**** DATA FOR PROCESSING ****

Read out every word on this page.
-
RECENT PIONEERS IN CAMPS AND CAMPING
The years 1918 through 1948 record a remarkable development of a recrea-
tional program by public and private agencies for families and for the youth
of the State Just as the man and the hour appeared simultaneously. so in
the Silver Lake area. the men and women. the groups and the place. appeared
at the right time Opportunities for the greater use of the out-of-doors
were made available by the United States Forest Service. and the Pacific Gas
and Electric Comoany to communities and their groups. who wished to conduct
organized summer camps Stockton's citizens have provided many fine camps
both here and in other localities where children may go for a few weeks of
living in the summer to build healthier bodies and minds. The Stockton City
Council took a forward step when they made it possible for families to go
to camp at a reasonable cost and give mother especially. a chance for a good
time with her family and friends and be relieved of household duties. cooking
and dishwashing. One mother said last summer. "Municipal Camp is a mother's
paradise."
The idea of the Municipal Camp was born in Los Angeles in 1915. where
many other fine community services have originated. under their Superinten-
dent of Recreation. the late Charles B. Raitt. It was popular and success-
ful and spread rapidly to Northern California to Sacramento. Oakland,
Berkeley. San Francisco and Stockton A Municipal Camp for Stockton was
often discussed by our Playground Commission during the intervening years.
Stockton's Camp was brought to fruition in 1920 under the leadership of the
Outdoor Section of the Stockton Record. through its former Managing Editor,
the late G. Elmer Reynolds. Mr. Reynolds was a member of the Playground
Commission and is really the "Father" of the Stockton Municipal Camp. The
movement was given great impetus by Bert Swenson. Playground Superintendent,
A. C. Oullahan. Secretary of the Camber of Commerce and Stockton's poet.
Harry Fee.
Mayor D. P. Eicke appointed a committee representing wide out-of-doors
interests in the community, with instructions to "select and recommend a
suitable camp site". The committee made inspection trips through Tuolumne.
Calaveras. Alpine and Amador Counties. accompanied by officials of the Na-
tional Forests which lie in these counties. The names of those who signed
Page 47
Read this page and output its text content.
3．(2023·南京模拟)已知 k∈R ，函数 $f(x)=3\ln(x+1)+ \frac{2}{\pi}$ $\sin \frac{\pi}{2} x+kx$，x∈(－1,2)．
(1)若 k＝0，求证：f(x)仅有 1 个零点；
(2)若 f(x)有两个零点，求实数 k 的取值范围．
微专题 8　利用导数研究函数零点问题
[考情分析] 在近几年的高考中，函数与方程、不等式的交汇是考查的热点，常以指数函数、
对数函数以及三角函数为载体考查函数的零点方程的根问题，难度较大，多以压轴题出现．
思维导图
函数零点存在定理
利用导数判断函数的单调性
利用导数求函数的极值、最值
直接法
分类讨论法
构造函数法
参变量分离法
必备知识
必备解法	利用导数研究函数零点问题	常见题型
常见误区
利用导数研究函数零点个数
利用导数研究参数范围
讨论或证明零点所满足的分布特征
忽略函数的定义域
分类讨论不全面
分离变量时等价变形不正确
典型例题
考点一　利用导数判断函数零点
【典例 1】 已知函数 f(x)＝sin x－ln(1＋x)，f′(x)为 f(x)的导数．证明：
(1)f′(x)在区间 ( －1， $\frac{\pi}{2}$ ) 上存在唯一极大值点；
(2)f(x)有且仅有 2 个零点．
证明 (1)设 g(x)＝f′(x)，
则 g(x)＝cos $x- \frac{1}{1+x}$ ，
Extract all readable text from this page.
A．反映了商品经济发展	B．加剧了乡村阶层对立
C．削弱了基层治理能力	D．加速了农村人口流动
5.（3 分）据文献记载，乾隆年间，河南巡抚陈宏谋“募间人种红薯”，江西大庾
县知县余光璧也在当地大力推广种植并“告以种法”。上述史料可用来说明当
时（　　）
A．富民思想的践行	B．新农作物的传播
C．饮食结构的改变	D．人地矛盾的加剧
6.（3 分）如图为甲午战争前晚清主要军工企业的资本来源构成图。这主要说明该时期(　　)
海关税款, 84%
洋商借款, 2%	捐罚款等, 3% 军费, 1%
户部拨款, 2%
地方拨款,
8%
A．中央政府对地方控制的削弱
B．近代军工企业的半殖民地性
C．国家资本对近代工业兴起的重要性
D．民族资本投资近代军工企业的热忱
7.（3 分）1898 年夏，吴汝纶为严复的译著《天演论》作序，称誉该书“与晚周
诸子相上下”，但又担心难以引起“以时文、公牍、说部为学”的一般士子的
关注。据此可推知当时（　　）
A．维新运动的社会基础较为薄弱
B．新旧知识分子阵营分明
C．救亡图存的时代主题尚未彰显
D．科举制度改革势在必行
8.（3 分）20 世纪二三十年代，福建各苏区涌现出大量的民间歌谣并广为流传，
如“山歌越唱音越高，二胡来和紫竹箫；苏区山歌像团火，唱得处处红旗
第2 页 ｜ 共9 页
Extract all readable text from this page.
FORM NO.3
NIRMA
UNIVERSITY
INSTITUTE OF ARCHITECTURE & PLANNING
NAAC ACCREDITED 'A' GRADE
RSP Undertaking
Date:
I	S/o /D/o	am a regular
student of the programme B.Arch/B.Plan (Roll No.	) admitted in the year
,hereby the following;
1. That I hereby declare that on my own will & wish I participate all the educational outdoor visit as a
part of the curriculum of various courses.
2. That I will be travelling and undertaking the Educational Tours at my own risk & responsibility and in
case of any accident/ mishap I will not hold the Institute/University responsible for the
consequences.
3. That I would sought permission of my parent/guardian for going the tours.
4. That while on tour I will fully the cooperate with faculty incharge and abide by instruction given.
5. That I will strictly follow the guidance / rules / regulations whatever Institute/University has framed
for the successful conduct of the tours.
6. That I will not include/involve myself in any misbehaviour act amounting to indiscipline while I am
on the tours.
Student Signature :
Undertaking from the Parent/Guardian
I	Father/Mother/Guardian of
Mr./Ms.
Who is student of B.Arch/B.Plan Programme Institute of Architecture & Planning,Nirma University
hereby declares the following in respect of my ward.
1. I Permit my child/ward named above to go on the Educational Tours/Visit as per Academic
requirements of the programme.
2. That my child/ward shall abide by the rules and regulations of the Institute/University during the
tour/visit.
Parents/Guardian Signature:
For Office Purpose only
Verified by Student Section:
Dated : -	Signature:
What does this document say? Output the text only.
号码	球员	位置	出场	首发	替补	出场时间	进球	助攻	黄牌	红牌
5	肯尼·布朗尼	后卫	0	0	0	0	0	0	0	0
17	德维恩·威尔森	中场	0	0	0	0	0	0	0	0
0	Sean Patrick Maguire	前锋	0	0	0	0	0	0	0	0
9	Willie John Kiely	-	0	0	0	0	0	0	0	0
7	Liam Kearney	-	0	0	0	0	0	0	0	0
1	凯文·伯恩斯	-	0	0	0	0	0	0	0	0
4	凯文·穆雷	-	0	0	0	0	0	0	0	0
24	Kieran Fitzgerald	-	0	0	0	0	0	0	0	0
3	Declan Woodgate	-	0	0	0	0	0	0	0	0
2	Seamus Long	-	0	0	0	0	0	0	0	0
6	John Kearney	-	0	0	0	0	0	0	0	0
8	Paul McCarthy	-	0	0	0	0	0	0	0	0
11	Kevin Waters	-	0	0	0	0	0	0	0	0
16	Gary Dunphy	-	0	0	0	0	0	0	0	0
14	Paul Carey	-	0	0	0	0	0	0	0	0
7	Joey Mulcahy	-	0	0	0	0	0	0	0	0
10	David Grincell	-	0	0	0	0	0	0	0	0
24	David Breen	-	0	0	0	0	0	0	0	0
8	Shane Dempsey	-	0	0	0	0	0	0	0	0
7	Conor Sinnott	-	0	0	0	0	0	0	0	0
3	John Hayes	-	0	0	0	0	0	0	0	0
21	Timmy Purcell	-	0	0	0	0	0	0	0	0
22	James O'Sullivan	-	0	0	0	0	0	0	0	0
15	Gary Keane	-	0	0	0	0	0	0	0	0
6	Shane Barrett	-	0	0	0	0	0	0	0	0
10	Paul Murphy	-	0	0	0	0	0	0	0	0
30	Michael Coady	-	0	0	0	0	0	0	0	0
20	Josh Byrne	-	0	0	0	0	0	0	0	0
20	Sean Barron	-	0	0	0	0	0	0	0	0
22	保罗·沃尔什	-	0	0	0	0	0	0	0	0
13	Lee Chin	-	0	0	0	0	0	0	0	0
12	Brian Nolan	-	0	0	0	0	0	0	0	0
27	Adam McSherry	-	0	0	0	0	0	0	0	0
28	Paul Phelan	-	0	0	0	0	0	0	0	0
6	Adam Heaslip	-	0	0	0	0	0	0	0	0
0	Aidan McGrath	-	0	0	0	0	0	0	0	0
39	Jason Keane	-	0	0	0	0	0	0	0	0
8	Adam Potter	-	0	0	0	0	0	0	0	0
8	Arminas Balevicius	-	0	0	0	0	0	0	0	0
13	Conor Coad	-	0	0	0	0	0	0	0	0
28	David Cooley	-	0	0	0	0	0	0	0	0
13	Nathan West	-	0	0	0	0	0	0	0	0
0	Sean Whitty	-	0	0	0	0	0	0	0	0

****

→ WHAT YOU SHOULD DO:
Check each line of the data above for the word "text" and say how many lines have it. Give the number alone.

→ OUTPUT OF THE EXERCISE:
4